_Stated exercise_:
Put every line of the items below into one numbered list, skipping any blank lines. Leave the pictures out of your answer.

-- start of Records for this exercise --

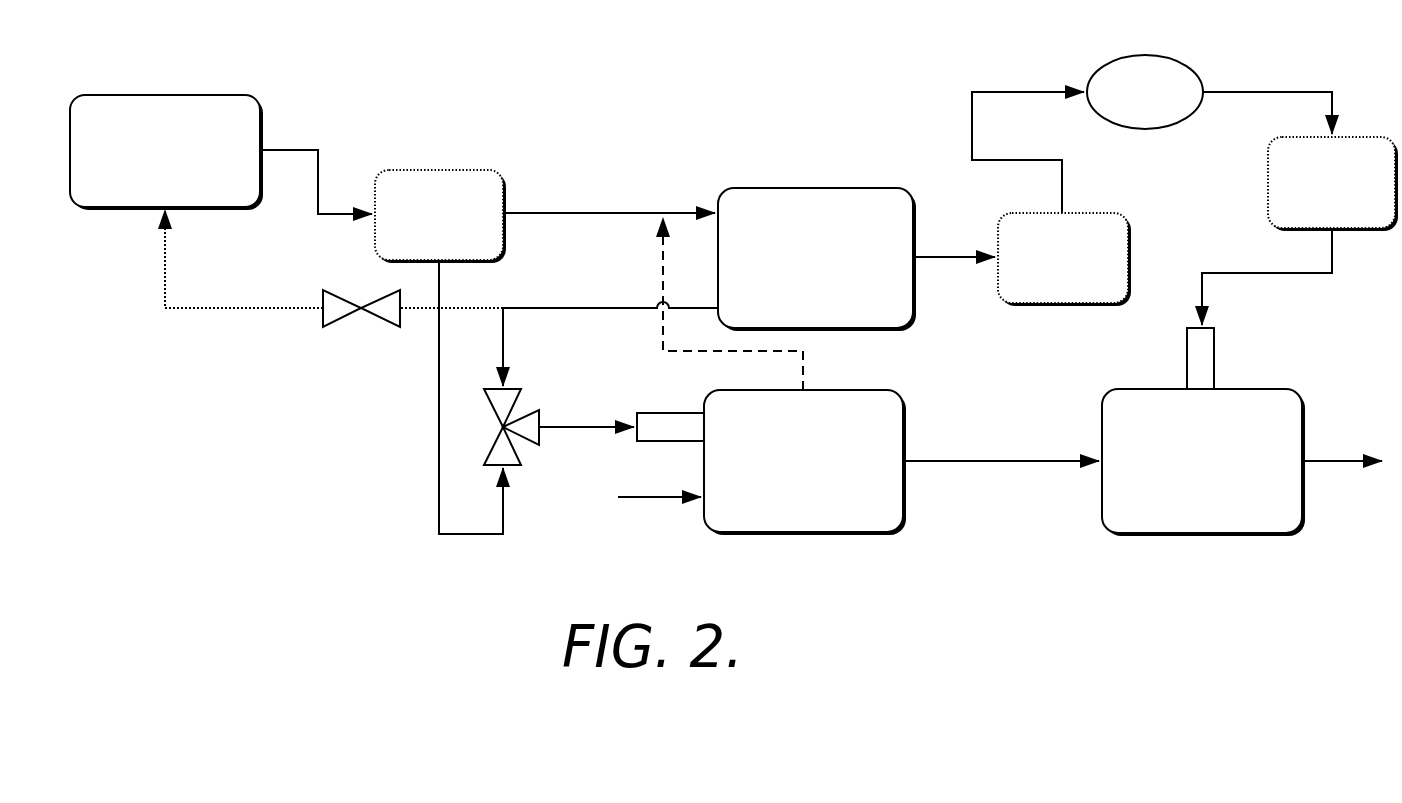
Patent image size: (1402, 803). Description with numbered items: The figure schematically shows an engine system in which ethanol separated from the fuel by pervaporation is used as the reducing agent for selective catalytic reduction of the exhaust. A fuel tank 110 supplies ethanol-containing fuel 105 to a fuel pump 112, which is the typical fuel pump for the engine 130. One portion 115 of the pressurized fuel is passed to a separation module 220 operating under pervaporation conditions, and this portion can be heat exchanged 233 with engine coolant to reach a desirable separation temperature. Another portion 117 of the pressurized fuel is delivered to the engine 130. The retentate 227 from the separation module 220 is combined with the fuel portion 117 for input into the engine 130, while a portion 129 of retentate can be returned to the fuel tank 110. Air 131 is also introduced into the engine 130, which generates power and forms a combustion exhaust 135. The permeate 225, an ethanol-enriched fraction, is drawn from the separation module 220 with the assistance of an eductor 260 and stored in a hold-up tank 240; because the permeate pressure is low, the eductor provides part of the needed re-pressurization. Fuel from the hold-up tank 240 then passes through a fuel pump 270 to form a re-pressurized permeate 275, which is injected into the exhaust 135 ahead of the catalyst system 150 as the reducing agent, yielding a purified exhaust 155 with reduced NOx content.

The fuel tank 110 is at (187, 165).
The ethanol-containing fuel 105 is at (293, 150).
The fuel pump 112 is at (461, 229).
The portion of pressurized fuel for separation 115 is at (582, 213).
The separation module 220 is at (837, 274).
The permeate 225 is at (950, 257).
The eductor 260 is at (1085, 272).
The hold-up tank 240 is at (1167, 55).
The fuel pump 270 is at (1354, 197).
The re-pressurized permeate 275 is at (1267, 273).
The portion of retentate returned to fuel tank 129 is at (223, 307).
The retentate 227 is at (548, 308).
The heat exchange 233 is at (803, 360).
The engine 130 is at (825, 475).
The air 131 is at (645, 497).
The portion of pressurized fuel delivered to engine 117 is at (438, 525).
The combustion exhaust 135 is at (990, 461).
The catalyst system 150 is at (1224, 475).
The purified exhaust 155 is at (1327, 461).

-- end of Records for this exercise --

_Response to the exercise_:
1. Patent image size: (1402, 803). Description with numbered items: The figure schematically shows an engine system in which ethanol separated from the fuel by pervaporation is used as the reducing agent for selective catalytic reduction of the exhaust. A fuel tank 110 supplies ethanol-containing fuel 105 to a fuel pump 112, which is the typical fuel pump for the engine 130. One portion 115 of the pressurized fuel is passed to a separation module 220 operating under pervaporation conditions, and this portion can be heat exchanged 233 with engine coolant to reach a desirable separation temperature. Another portion 117 of the pressurized fuel is delivered to the engine 130. The retentate 227 from the separation module 220 is combined with the fuel portion 117 for input into the engine 130, while a portion 129 of retentate can be returned to the fuel tank 110. Air 131 is also introduced into the engine 130, which generates power and forms a combustion exhaust 135. The permeate 225, an ethanol-enriched fraction, is drawn from the separation module 220 with the assistance of an eductor 260 and stored in a hold-up tank 240; because the permeate pressure is low, the eductor provides part of the needed re-pressurization. Fuel from the hold-up tank 240 then passes through a fuel pump 270 to form a re-pressurized permeate 275, which is injected into the exhaust 135 ahead of the catalyst system 150 as the reducing agent, yielding a purified exhaust 155 with reduced NOx content.
2. The fuel tank 110 is at (187, 165).
3. The ethanol-containing fuel 105 is at (293, 150).
4. The fuel pump 112 is at (461, 229).
5. The portion of pressurized fuel for separation 115 is at (582, 213).
6. The separation module 220 is at (837, 274).
7. The permeate 225 is at (950, 257).
8. The eductor 260 is at (1085, 272).
9. The hold-up tank 240 is at (1167, 55).
10. The fuel pump 270 is at (1354, 197).
11. The re-pressurized permeate 275 is at (1267, 273).
12. The portion of retentate returned to fuel tank 129 is at (223, 307).
13. The retentate 227 is at (548, 308).
14. The heat exchange 233 is at (803, 360).
15. The engine 130 is at (825, 475).
16. The air 131 is at (645, 497).
17. The portion of pressurized fuel delivered to engine 117 is at (438, 525).
18. The combustion exhaust 135 is at (990, 461).
19. The catalyst system 150 is at (1224, 475).
20. The purified exhaust 155 is at (1327, 461).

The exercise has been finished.